### What you are asked to do
Repeat, exactly and in full, the lines of the listing below, but without any pictures.

### Supplied information
──────

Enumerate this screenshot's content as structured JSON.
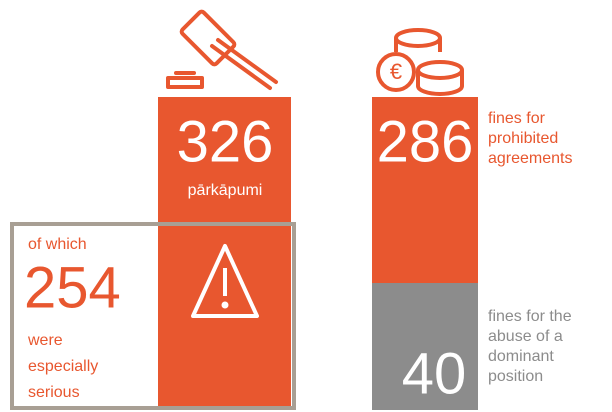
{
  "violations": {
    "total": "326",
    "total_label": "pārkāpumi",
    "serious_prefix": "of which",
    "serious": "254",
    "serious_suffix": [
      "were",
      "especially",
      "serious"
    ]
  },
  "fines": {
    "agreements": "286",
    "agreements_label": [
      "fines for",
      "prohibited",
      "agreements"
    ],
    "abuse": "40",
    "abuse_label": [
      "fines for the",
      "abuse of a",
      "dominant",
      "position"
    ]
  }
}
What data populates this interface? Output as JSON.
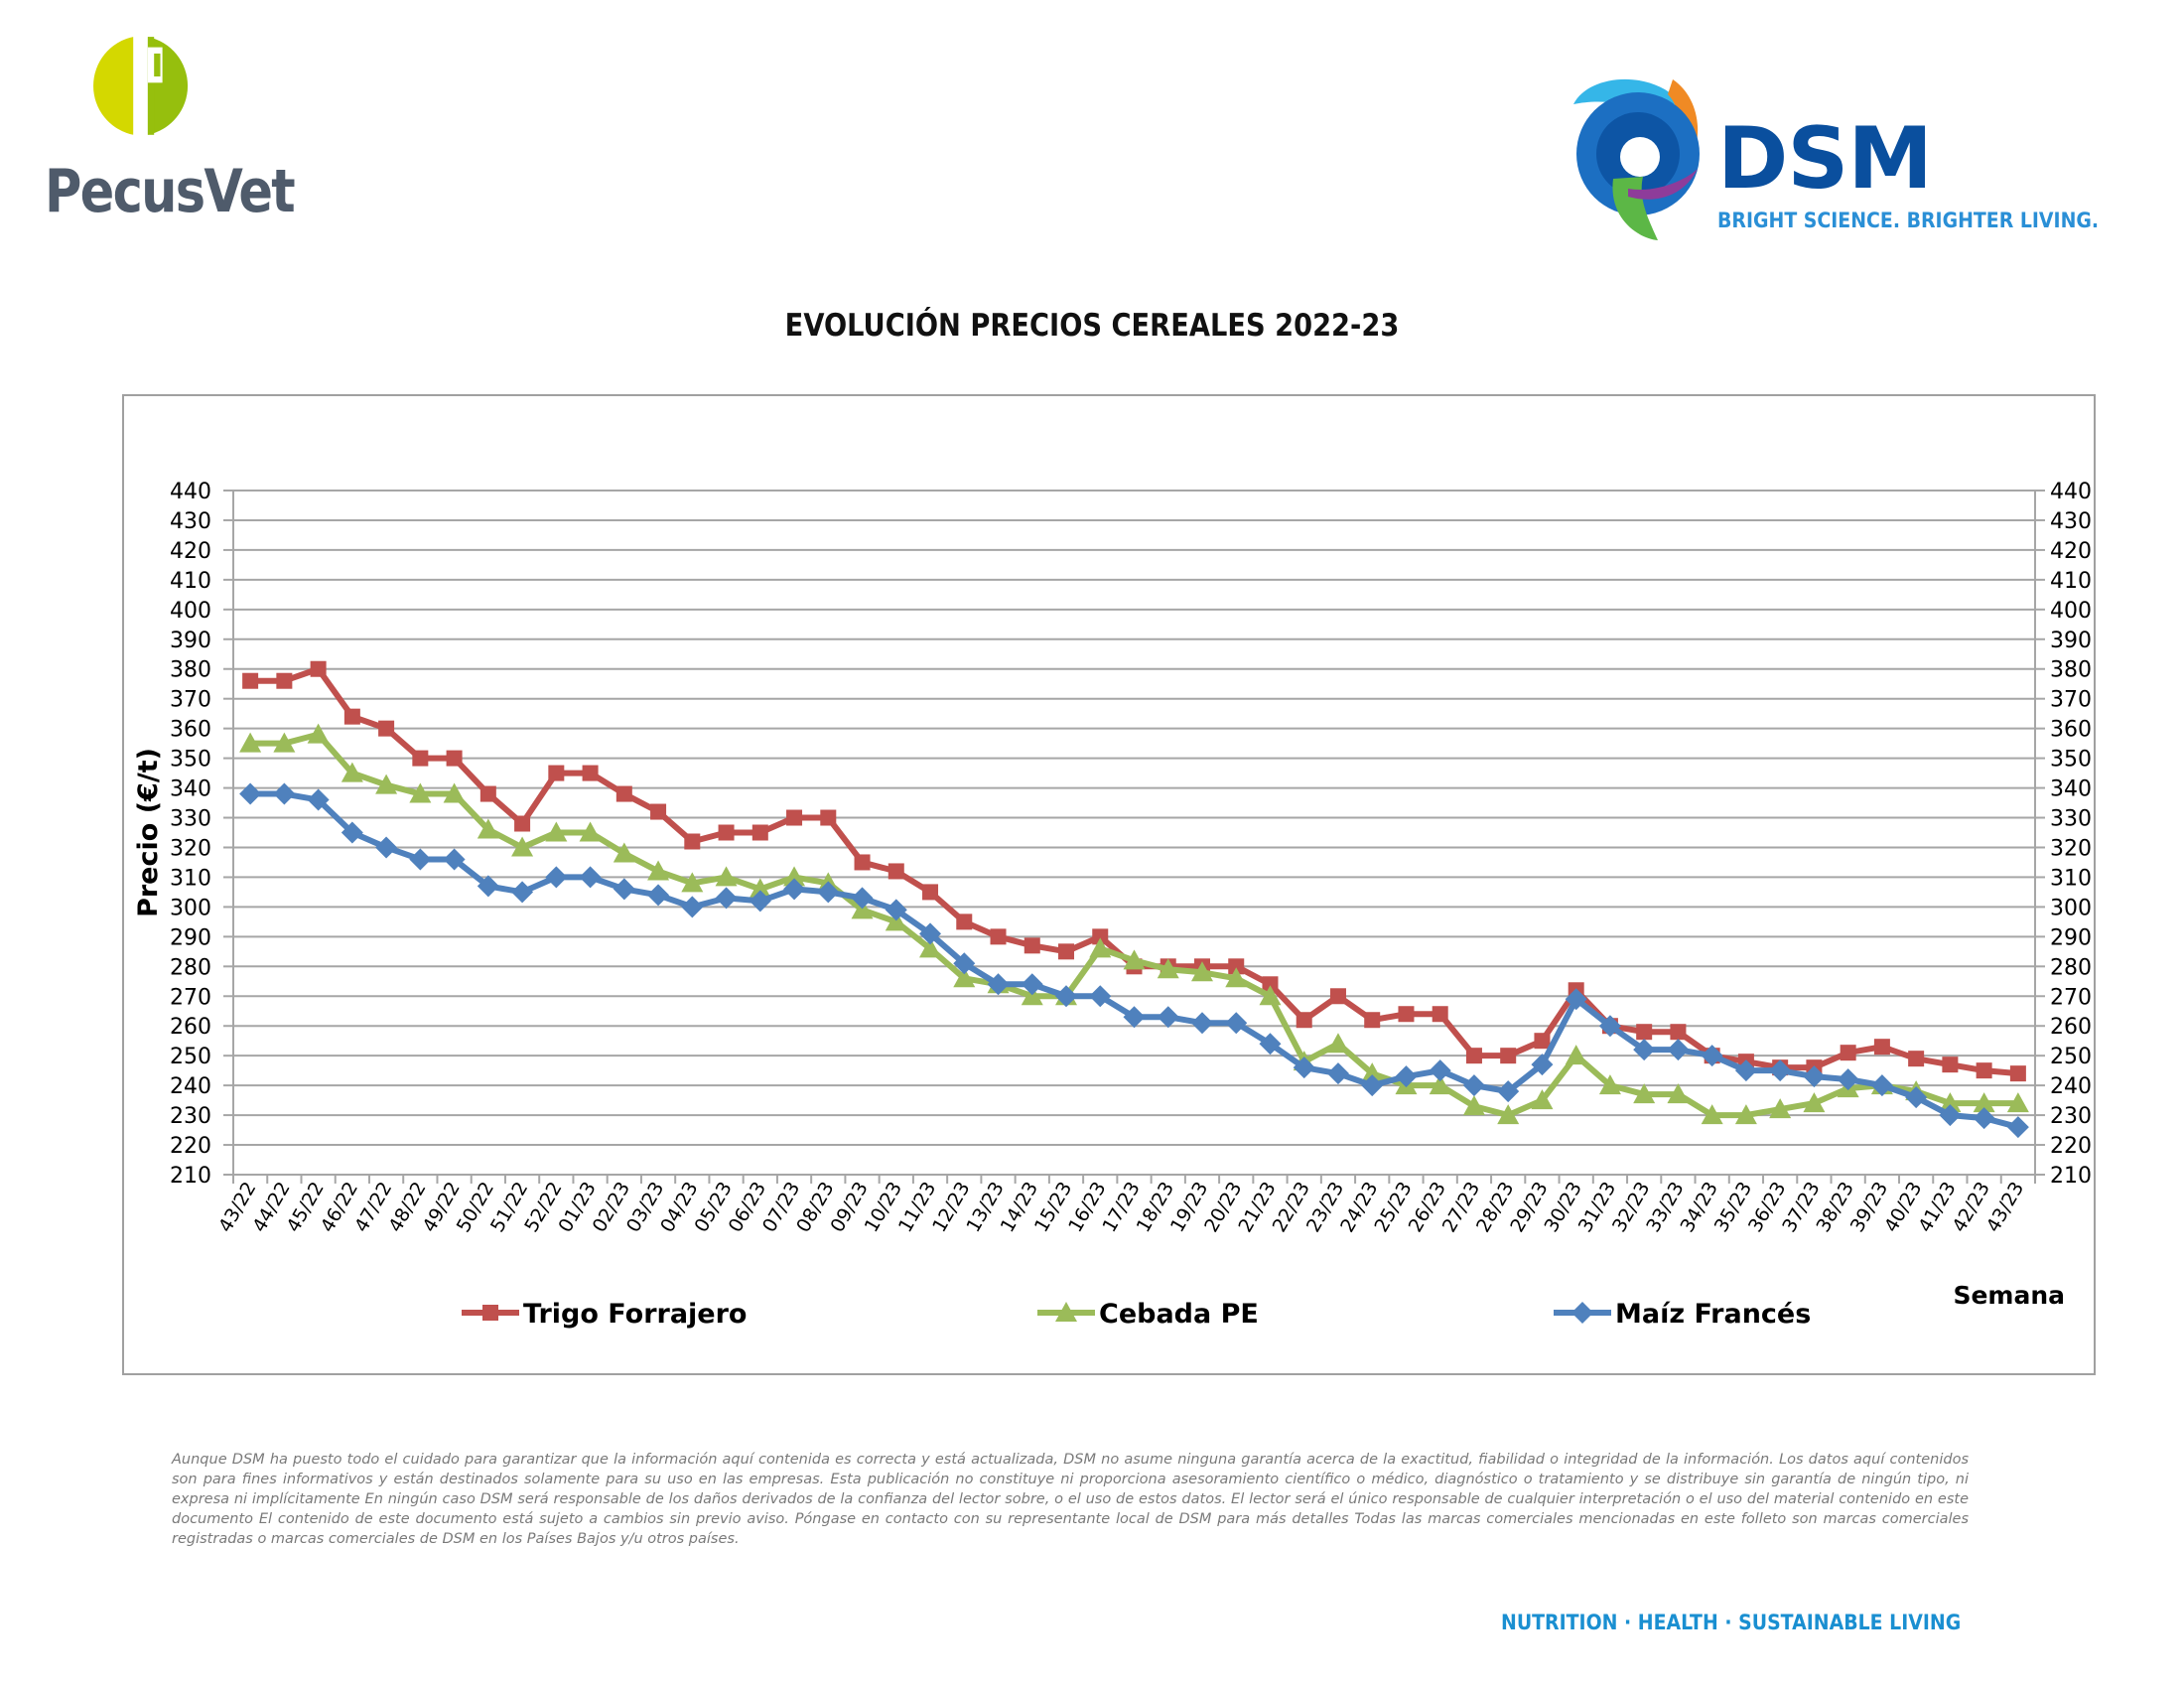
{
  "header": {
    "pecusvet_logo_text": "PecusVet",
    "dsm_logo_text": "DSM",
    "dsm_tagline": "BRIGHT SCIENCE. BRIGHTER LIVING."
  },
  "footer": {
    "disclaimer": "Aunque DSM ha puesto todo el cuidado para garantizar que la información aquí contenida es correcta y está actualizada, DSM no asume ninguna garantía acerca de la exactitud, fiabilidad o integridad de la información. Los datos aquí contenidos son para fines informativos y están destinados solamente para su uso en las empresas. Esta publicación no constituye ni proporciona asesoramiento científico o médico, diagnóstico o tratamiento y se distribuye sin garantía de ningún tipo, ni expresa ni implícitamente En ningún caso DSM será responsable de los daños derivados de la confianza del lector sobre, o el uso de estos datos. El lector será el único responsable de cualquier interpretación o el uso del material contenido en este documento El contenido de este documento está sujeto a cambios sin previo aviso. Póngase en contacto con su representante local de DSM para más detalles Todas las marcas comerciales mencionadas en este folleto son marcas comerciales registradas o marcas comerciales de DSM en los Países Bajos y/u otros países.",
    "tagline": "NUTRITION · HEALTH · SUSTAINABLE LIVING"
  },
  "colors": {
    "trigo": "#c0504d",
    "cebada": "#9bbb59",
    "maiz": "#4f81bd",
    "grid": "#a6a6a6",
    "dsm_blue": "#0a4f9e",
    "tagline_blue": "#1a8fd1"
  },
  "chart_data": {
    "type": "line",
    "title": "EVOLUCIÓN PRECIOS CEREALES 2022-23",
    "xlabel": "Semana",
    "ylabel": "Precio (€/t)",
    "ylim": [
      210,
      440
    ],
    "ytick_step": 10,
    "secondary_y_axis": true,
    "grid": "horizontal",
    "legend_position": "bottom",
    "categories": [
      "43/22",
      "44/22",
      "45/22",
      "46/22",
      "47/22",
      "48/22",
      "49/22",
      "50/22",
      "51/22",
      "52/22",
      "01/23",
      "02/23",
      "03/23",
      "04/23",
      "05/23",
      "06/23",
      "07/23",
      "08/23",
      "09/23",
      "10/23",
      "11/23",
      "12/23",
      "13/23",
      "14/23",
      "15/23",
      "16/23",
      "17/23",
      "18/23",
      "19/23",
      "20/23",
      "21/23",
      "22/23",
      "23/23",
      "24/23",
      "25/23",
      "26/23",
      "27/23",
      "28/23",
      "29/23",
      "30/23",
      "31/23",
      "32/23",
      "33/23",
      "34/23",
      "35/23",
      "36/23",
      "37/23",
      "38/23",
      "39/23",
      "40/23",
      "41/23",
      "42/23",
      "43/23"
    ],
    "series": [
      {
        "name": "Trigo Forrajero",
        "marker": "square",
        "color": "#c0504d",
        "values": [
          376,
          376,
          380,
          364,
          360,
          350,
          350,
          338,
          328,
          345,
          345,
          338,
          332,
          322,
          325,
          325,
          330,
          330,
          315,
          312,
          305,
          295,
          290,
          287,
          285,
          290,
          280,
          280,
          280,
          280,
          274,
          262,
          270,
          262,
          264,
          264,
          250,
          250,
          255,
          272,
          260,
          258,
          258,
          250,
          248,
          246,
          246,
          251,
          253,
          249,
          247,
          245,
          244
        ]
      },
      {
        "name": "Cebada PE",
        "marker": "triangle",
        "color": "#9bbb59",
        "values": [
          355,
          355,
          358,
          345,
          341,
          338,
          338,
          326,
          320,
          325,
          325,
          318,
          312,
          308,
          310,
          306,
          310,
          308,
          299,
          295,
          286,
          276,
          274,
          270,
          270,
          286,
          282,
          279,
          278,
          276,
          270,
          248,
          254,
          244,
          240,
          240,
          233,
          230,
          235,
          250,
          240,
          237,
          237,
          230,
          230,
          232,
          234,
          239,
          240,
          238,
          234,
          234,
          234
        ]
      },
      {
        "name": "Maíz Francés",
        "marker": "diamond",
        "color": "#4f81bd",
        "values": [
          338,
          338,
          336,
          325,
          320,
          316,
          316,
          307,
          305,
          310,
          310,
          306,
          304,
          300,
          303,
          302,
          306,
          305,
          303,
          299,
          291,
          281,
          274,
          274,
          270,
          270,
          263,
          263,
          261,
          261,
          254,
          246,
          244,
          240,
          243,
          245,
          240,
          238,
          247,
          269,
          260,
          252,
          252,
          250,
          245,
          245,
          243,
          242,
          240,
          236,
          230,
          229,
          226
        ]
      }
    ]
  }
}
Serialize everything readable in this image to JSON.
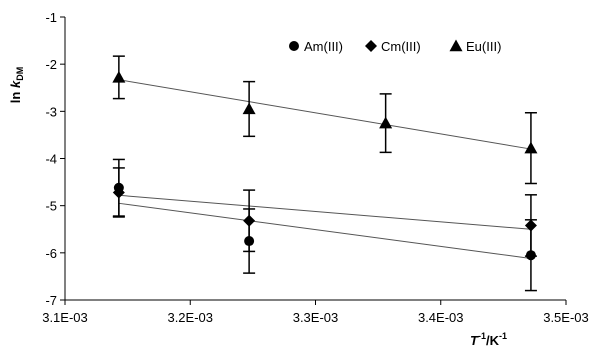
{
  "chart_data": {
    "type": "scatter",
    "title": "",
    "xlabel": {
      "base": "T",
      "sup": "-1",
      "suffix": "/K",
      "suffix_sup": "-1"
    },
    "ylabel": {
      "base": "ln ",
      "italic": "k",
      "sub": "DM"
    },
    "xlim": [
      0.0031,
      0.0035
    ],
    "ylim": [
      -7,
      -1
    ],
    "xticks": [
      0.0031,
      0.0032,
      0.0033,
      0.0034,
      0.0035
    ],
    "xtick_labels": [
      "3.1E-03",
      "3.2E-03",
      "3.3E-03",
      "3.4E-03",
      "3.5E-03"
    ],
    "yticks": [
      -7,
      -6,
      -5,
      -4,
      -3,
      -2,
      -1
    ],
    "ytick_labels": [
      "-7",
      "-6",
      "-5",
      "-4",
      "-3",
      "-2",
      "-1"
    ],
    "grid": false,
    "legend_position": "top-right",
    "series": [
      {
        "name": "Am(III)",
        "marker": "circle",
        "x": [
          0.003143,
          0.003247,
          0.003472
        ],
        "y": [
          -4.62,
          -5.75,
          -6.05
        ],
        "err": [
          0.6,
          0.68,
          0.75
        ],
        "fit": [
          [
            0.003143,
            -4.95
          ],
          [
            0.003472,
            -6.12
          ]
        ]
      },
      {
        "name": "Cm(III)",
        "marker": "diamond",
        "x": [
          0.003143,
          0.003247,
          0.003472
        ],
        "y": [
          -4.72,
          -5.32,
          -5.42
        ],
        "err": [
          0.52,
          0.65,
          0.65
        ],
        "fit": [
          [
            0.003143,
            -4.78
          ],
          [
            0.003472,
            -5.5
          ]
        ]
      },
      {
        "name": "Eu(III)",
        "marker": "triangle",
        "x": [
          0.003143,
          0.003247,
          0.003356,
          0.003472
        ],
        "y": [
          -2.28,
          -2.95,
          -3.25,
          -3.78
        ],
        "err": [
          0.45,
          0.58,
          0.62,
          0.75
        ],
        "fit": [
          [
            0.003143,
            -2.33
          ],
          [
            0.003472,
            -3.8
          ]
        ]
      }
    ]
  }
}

──────

### Solution for this task
Enumerate this screenshot's content as structured JSON.
{
  "violations": {
    "total": "326",
    "total_label": "pārkāpumi",
    "serious_prefix": "of which",
    "serious": "254",
    "serious_suffix": [
      "were",
      "especially",
      "serious"
    ]
  },
  "fines": {
    "agreements": "286",
    "agreements_label": [
      "fines for",
      "prohibited",
      "agreements"
    ],
    "abuse": "40",
    "abuse_label": [
      "fines for the",
      "abuse of a",
      "dominant",
      "position"
    ]
  }
}
What data populates this interface? Output as JSON.
{
  "header": {
    "pecusvet_logo_text": "PecusVet",
    "dsm_logo_text": "DSM",
    "dsm_tagline": "BRIGHT SCIENCE. BRIGHTER LIVING."
  },
  "footer": {
    "disclaimer": "Aunque DSM ha puesto todo el cuidado para garantizar que la información aquí contenida es correcta y está actualizada, DSM no asume ninguna garantía acerca de la exactitud, fiabilidad o integridad de la información. Los datos aquí contenidos son para fines informativos y están destinados solamente para su uso en las empresas. Esta publicación no constituye ni proporciona asesoramiento científico o médico, diagnóstico o tratamiento y se distribuye sin garantía de ningún tipo, ni expresa ni implícitamente En ningún caso DSM será responsable de los daños derivados de la confianza del lector sobre, o el uso de estos datos. El lector será el único responsable de cualquier interpretación o el uso del material contenido en este documento El contenido de este documento está sujeto a cambios sin previo aviso. Póngase en contacto con su representante local de DSM para más detalles Todas las marcas comerciales mencionadas en este folleto son marcas comerciales registradas o marcas comerciales de DSM en los Países Bajos y/u otros países.",
    "tagline": "NUTRITION · HEALTH · SUSTAINABLE LIVING"
  },
  "colors": {
    "trigo": "#c0504d",
    "cebada": "#9bbb59",
    "maiz": "#4f81bd",
    "grid": "#a6a6a6",
    "dsm_blue": "#0a4f9e",
    "tagline_blue": "#1a8fd1"
  },
  "chart_data": {
    "type": "line",
    "title": "EVOLUCIÓN PRECIOS CEREALES 2022-23",
    "xlabel": "Semana",
    "ylabel": "Precio (€/t)",
    "ylim": [
      210,
      440
    ],
    "ytick_step": 10,
    "secondary_y_axis": true,
    "grid": "horizontal",
    "legend_position": "bottom",
    "categories": [
      "43/22",
      "44/22",
      "45/22",
      "46/22",
      "47/22",
      "48/22",
      "49/22",
      "50/22",
      "51/22",
      "52/22",
      "01/23",
      "02/23",
      "03/23",
      "04/23",
      "05/23",
      "06/23",
      "07/23",
      "08/23",
      "09/23",
      "10/23",
      "11/23",
      "12/23",
      "13/23",
      "14/23",
      "15/23",
      "16/23",
      "17/23",
      "18/23",
      "19/23",
      "20/23",
      "21/23",
      "22/23",
      "23/23",
      "24/23",
      "25/23",
      "26/23",
      "27/23",
      "28/23",
      "29/23",
      "30/23",
      "31/23",
      "32/23",
      "33/23",
      "34/23",
      "35/23",
      "36/23",
      "37/23",
      "38/23",
      "39/23",
      "40/23",
      "41/23",
      "42/23",
      "43/23"
    ],
    "series": [
      {
        "name": "Trigo Forrajero",
        "marker": "square",
        "color": "#c0504d",
        "values": [
          376,
          376,
          380,
          364,
          360,
          350,
          350,
          338,
          328,
          345,
          345,
          338,
          332,
          322,
          325,
          325,
          330,
          330,
          315,
          312,
          305,
          295,
          290,
          287,
          285,
          290,
          280,
          280,
          280,
          280,
          274,
          262,
          270,
          262,
          264,
          264,
          250,
          250,
          255,
          272,
          260,
          258,
          258,
          250,
          248,
          246,
          246,
          251,
          253,
          249,
          247,
          245,
          244
        ]
      },
      {
        "name": "Cebada PE",
        "marker": "triangle",
        "color": "#9bbb59",
        "values": [
          355,
          355,
          358,
          345,
          341,
          338,
          338,
          326,
          320,
          325,
          325,
          318,
          312,
          308,
          310,
          306,
          310,
          308,
          299,
          295,
          286,
          276,
          274,
          270,
          270,
          286,
          282,
          279,
          278,
          276,
          270,
          248,
          254,
          244,
          240,
          240,
          233,
          230,
          235,
          250,
          240,
          237,
          237,
          230,
          230,
          232,
          234,
          239,
          240,
          238,
          234,
          234,
          234
        ]
      },
      {
        "name": "Maíz Francés",
        "marker": "diamond",
        "color": "#4f81bd",
        "values": [
          338,
          338,
          336,
          325,
          320,
          316,
          316,
          307,
          305,
          310,
          310,
          306,
          304,
          300,
          303,
          302,
          306,
          305,
          303,
          299,
          291,
          281,
          274,
          274,
          270,
          270,
          263,
          263,
          261,
          261,
          254,
          246,
          244,
          240,
          243,
          245,
          240,
          238,
          247,
          269,
          260,
          252,
          252,
          250,
          245,
          245,
          243,
          242,
          240,
          236,
          230,
          229,
          226
        ]
      }
    ]
  }
}
Serialize everything readable in this image to JSON.
{
  "chart_data": {
    "type": "scatter",
    "title": "",
    "xlabel": {
      "base": "T",
      "sup": "-1",
      "suffix": "/K",
      "suffix_sup": "-1"
    },
    "ylabel": {
      "base": "ln ",
      "italic": "k",
      "sub": "DM"
    },
    "xlim": [
      0.0031,
      0.0035
    ],
    "ylim": [
      -7,
      -1
    ],
    "xticks": [
      0.0031,
      0.0032,
      0.0033,
      0.0034,
      0.0035
    ],
    "xtick_labels": [
      "3.1E-03",
      "3.2E-03",
      "3.3E-03",
      "3.4E-03",
      "3.5E-03"
    ],
    "yticks": [
      -7,
      -6,
      -5,
      -4,
      -3,
      -2,
      -1
    ],
    "ytick_labels": [
      "-7",
      "-6",
      "-5",
      "-4",
      "-3",
      "-2",
      "-1"
    ],
    "grid": false,
    "legend_position": "top-right",
    "series": [
      {
        "name": "Am(III)",
        "marker": "circle",
        "x": [
          0.003143,
          0.003247,
          0.003472
        ],
        "y": [
          -4.62,
          -5.75,
          -6.05
        ],
        "err": [
          0.6,
          0.68,
          0.75
        ],
        "fit": [
          [
            0.003143,
            -4.95
          ],
          [
            0.003472,
            -6.12
          ]
        ]
      },
      {
        "name": "Cm(III)",
        "marker": "diamond",
        "x": [
          0.003143,
          0.003247,
          0.003472
        ],
        "y": [
          -4.72,
          -5.32,
          -5.42
        ],
        "err": [
          0.52,
          0.65,
          0.65
        ],
        "fit": [
          [
            0.003143,
            -4.78
          ],
          [
            0.003472,
            -5.5
          ]
        ]
      },
      {
        "name": "Eu(III)",
        "marker": "triangle",
        "x": [
          0.003143,
          0.003247,
          0.003356,
          0.003472
        ],
        "y": [
          -2.28,
          -2.95,
          -3.25,
          -3.78
        ],
        "err": [
          0.45,
          0.58,
          0.62,
          0.75
        ],
        "fit": [
          [
            0.003143,
            -2.33
          ],
          [
            0.003472,
            -3.8
          ]
        ]
      }
    ]
  }
}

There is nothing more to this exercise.